PROBLEM DESCRIPTION: Write out the lines from the one containing "data-point [357,272,377,292]" through the one containing "y-tick-label: 100 [47,173,79,193]", unchanged and including both ends.
..............................
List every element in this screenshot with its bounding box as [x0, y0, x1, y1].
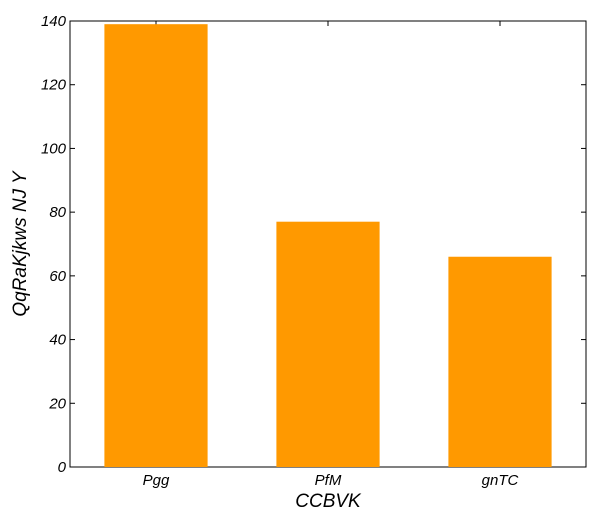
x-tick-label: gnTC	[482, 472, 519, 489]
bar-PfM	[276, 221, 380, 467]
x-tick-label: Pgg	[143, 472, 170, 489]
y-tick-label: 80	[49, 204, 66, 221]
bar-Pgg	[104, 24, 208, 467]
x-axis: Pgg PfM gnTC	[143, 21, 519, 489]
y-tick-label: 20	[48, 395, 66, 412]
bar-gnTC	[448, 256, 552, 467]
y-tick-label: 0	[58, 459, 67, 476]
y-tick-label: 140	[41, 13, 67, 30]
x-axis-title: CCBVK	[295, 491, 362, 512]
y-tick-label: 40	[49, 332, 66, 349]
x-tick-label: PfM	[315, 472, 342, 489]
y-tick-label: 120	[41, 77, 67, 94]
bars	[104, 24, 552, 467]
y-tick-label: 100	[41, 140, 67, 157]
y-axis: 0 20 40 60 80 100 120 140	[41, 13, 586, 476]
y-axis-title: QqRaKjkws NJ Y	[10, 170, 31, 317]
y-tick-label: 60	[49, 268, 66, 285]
..............................
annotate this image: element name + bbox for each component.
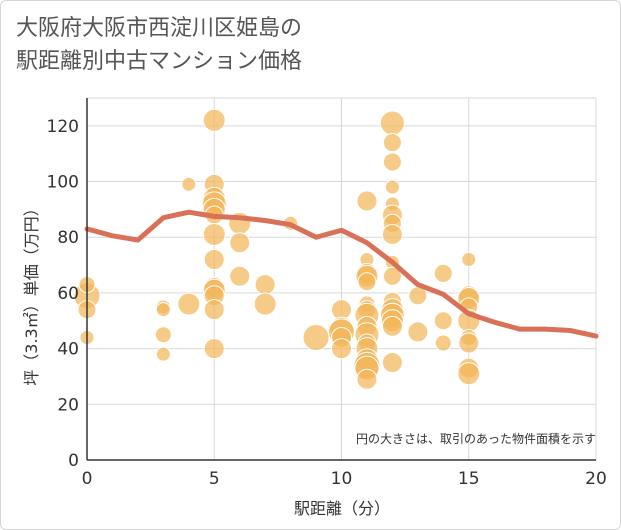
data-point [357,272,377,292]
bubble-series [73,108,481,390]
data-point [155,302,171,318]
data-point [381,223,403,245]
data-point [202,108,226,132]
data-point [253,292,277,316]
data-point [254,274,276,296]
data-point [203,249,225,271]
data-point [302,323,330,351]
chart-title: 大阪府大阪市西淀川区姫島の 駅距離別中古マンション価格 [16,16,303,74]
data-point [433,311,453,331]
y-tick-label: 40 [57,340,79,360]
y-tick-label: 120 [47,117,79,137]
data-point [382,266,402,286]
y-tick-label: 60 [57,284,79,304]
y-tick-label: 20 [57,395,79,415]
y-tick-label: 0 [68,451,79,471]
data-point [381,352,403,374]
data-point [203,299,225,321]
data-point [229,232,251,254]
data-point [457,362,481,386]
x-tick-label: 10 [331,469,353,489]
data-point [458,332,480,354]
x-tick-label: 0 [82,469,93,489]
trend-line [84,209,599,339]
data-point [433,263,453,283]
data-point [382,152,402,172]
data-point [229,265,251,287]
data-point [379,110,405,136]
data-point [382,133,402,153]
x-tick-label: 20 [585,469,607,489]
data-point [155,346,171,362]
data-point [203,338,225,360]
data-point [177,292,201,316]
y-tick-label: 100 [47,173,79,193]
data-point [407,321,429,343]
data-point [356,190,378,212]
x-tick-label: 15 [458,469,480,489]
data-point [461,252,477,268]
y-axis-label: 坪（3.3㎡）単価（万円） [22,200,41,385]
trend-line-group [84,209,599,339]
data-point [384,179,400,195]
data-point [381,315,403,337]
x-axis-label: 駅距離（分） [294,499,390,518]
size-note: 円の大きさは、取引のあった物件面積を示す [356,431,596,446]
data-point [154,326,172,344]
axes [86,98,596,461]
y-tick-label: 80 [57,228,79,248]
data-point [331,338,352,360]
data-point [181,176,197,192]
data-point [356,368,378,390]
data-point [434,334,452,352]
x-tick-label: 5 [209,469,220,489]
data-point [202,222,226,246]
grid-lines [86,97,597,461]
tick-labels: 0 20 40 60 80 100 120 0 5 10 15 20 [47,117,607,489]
..............................
TASK SOLUTION:
data-point [357,272,377,292]
bubble-series [73,108,481,390]
data-point [155,302,171,318]
data-point [381,223,403,245]
data-point [202,108,226,132]
data-point [253,292,277,316]
data-point [254,274,276,296]
data-point [203,249,225,271]
data-point [302,323,330,351]
chart-title: 大阪府大阪市西淀川区姫島の 駅距離別中古マンション価格 [16,16,303,74]
data-point [433,311,453,331]
y-tick-label: 40 [57,340,79,360]
y-tick-label: 120 [47,117,79,137]
data-point [382,266,402,286]
y-tick-label: 60 [57,284,79,304]
y-tick-label: 20 [57,395,79,415]
y-tick-label: 0 [68,451,79,471]
data-point [381,352,403,374]
data-point [203,299,225,321]
data-point [229,232,251,254]
data-point [457,362,481,386]
x-tick-label: 10 [331,469,353,489]
data-point [458,332,480,354]
x-tick-label: 0 [82,469,93,489]
trend-line [84,209,599,339]
data-point [433,263,453,283]
data-point [382,152,402,172]
data-point [229,265,251,287]
data-point [379,110,405,136]
data-point [382,133,402,153]
x-tick-label: 20 [585,469,607,489]
data-point [155,346,171,362]
data-point [203,338,225,360]
data-point [177,292,201,316]
y-tick-label: 100 [47,173,79,193]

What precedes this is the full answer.